• [DATA RECORDS]
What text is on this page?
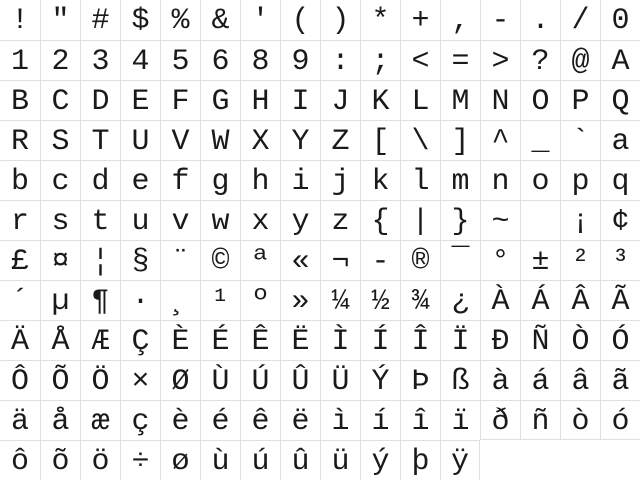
! " # $ % & ' ( ) * + , - . / 0
1 2 3 4 5 6 8 9 : ; < = > ? @ A
B C D E F G H I J K L M N O P Q
R S T U V W X Y Z [ \ ] ^ _ ` a
b c d e f g h i j k l m n o p q
r s t u v w x y z { | } ~	¡ ¢
£ ¤ ¦ § ¨ © ª « ¬ - ® ¯ ° ± ² ³
´ µ ¶ · ¸ ¹ º » ¼ ½ ¾ ¿ À Á Â Ã
Ä Å Æ Ç È É Ê Ë Ì Í Î Ï Ð Ñ Ò Ó
Ô Õ Ö × Ø Ù Ú Û Ü Ý Þ ß à á â ã
ä å æ ç è é ê ë ì í î ï ð ñ ò ó
ô õ ö ÷ ø ù ú û ü ý þ ÿ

• [WORK TO COMPLETE] Extract all the entries word for word; omit any pictures.

• [RESPONSE TO THIS TASK]
What text is on this page?
! " # $ % & ' ( ) * + , - . / 0
1 2 3 4 5 6 8 9 : ; < = > ? @ A
B C D E F G H I J K L M N O P Q
R S T U V W X Y Z [ \ ] ^ _ ` a
b c d e f g h i j k l m n o p q
r s t u v w x y z { | } ~	¡ ¢
£ ¤ ¦ § ¨ © ª « ¬ - ® ¯ ° ± ² ³
´ µ ¶ · ¸ ¹ º » ¼ ½ ¾ ¿ À Á Â Ã
Ä Å Æ Ç È É Ê Ë Ì Í Î Ï Ð Ñ Ò Ó
Ô Õ Ö × Ø Ù Ú Û Ü Ý Þ ß à á â ã
ä å æ ç è é ê ë ì í î ï ð ñ ò ó
ô õ ö ÷ ø ù ú û ü ý þ ÿ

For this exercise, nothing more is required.